Records contained in a dataset
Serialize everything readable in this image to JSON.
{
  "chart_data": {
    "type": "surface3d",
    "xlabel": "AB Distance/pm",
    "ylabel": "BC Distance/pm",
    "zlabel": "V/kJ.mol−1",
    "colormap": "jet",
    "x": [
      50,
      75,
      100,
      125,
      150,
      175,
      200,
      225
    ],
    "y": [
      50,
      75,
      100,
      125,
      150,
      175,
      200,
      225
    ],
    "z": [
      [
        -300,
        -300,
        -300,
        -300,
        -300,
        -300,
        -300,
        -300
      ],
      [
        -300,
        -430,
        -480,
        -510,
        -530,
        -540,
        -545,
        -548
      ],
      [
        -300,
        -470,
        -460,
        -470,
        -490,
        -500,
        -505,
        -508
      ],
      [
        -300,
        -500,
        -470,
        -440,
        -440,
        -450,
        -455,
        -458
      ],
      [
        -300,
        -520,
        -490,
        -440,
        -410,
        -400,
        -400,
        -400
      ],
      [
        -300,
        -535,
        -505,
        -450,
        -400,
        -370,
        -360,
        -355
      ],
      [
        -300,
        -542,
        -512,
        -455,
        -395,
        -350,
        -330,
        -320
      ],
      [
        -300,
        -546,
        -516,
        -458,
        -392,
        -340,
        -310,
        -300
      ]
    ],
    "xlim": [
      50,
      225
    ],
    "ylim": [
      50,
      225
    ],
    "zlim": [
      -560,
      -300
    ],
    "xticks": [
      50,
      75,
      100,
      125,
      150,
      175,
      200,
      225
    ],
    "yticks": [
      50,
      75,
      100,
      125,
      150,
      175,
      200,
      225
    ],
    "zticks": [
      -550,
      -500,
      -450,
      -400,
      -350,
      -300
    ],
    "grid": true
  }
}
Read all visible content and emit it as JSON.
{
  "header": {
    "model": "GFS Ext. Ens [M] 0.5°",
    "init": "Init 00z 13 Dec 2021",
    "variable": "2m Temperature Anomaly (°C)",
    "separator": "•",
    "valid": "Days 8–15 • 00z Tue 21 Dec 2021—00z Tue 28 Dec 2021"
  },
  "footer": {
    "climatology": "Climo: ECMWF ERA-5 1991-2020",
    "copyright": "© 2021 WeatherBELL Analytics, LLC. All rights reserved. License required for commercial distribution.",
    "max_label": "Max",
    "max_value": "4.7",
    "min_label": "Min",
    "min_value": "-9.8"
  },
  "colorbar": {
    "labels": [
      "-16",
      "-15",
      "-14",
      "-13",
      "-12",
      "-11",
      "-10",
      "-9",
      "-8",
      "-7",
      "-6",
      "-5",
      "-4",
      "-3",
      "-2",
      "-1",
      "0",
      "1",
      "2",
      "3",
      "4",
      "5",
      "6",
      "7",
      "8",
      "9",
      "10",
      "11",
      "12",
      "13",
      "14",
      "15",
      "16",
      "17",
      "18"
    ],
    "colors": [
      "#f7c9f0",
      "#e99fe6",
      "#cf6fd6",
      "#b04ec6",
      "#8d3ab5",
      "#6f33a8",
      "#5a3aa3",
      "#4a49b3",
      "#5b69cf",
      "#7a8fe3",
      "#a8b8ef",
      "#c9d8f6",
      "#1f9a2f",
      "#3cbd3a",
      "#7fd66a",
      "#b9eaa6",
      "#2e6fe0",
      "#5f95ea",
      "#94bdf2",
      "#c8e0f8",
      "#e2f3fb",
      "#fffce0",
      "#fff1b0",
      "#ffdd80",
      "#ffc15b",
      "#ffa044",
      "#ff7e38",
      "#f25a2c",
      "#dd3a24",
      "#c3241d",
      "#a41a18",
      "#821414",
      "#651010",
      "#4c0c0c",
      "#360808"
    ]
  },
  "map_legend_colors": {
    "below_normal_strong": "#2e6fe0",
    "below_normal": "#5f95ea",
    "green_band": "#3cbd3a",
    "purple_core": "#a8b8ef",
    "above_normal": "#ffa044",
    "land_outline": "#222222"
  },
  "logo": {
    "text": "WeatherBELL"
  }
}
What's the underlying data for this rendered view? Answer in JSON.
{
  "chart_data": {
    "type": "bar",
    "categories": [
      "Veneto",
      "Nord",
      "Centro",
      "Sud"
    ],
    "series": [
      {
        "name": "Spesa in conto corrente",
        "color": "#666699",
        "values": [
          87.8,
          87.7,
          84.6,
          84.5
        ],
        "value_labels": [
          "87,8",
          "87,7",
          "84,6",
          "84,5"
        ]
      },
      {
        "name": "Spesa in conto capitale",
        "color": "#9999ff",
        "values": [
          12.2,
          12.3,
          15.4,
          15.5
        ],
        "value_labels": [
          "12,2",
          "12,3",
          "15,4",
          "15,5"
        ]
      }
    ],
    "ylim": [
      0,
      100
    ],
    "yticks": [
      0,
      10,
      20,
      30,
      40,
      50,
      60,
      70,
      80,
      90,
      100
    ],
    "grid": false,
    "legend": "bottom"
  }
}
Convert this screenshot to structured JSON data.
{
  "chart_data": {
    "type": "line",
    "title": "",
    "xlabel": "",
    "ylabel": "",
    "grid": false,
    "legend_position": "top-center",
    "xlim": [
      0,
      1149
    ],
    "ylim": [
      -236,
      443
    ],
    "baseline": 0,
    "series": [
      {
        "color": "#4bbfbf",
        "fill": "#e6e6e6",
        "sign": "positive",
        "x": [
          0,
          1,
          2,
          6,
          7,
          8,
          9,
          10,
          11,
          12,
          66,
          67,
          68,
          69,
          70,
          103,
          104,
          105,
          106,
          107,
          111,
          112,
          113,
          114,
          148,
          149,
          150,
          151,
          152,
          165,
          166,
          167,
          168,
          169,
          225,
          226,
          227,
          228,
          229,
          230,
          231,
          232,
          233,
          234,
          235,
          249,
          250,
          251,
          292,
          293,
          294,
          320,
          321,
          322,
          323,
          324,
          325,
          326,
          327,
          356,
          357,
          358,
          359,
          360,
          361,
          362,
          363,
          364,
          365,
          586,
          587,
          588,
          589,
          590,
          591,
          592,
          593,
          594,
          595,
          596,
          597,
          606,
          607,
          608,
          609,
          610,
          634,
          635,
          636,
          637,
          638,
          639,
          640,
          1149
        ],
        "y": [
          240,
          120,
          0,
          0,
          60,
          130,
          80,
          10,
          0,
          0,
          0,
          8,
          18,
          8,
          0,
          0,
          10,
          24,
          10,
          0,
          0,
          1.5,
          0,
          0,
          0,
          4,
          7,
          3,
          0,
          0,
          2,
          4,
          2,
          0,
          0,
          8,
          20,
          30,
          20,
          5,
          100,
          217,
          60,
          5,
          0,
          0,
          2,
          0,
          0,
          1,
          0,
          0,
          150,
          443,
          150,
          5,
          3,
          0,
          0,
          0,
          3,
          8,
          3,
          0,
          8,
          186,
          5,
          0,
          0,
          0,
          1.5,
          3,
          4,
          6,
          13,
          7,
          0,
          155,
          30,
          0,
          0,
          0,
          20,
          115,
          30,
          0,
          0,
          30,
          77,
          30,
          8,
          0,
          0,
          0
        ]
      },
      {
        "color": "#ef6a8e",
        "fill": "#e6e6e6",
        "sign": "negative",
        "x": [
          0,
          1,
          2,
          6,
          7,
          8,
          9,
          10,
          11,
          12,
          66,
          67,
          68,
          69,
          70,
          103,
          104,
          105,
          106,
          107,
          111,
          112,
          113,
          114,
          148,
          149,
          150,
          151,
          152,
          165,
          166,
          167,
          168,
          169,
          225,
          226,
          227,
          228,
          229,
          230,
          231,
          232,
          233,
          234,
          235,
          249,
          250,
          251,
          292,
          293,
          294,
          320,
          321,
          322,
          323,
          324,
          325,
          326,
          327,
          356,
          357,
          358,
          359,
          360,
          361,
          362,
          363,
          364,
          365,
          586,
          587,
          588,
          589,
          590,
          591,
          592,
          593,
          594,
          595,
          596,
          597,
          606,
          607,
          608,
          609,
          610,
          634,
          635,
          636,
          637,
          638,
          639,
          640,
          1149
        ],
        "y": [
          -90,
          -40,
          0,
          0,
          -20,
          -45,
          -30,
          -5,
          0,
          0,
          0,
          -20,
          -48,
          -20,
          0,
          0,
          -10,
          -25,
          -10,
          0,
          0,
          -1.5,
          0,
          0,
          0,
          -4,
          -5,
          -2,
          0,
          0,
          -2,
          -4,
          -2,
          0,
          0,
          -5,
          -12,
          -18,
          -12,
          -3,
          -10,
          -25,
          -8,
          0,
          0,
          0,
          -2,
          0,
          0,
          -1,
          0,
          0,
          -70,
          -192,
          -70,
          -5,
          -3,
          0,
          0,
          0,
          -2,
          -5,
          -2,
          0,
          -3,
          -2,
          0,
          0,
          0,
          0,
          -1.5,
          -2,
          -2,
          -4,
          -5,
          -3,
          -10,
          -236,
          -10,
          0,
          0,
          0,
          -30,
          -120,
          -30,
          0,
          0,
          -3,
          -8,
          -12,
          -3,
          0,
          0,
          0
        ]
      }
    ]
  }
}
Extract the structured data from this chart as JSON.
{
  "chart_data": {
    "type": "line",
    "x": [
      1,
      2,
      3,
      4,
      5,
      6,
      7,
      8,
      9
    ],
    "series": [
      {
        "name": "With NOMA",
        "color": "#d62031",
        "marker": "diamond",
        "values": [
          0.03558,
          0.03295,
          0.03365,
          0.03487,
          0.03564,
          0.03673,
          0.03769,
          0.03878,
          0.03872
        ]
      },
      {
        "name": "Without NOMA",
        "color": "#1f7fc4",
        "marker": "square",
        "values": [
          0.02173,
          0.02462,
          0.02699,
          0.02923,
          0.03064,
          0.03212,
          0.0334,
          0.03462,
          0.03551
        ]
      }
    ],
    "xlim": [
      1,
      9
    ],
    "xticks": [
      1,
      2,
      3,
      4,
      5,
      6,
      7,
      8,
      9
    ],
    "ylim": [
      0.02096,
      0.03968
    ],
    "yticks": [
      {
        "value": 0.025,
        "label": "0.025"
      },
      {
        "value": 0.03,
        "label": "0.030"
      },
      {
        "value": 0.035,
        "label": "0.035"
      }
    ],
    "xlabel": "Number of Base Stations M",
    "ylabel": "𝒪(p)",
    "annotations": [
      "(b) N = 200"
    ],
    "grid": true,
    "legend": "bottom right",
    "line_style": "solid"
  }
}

• **Challenge**
Return from the data every line that holds "conto".

• **Finished exercise**
        "name": "Spesa in conto corrente",
        "name": "Spesa in conto capitale",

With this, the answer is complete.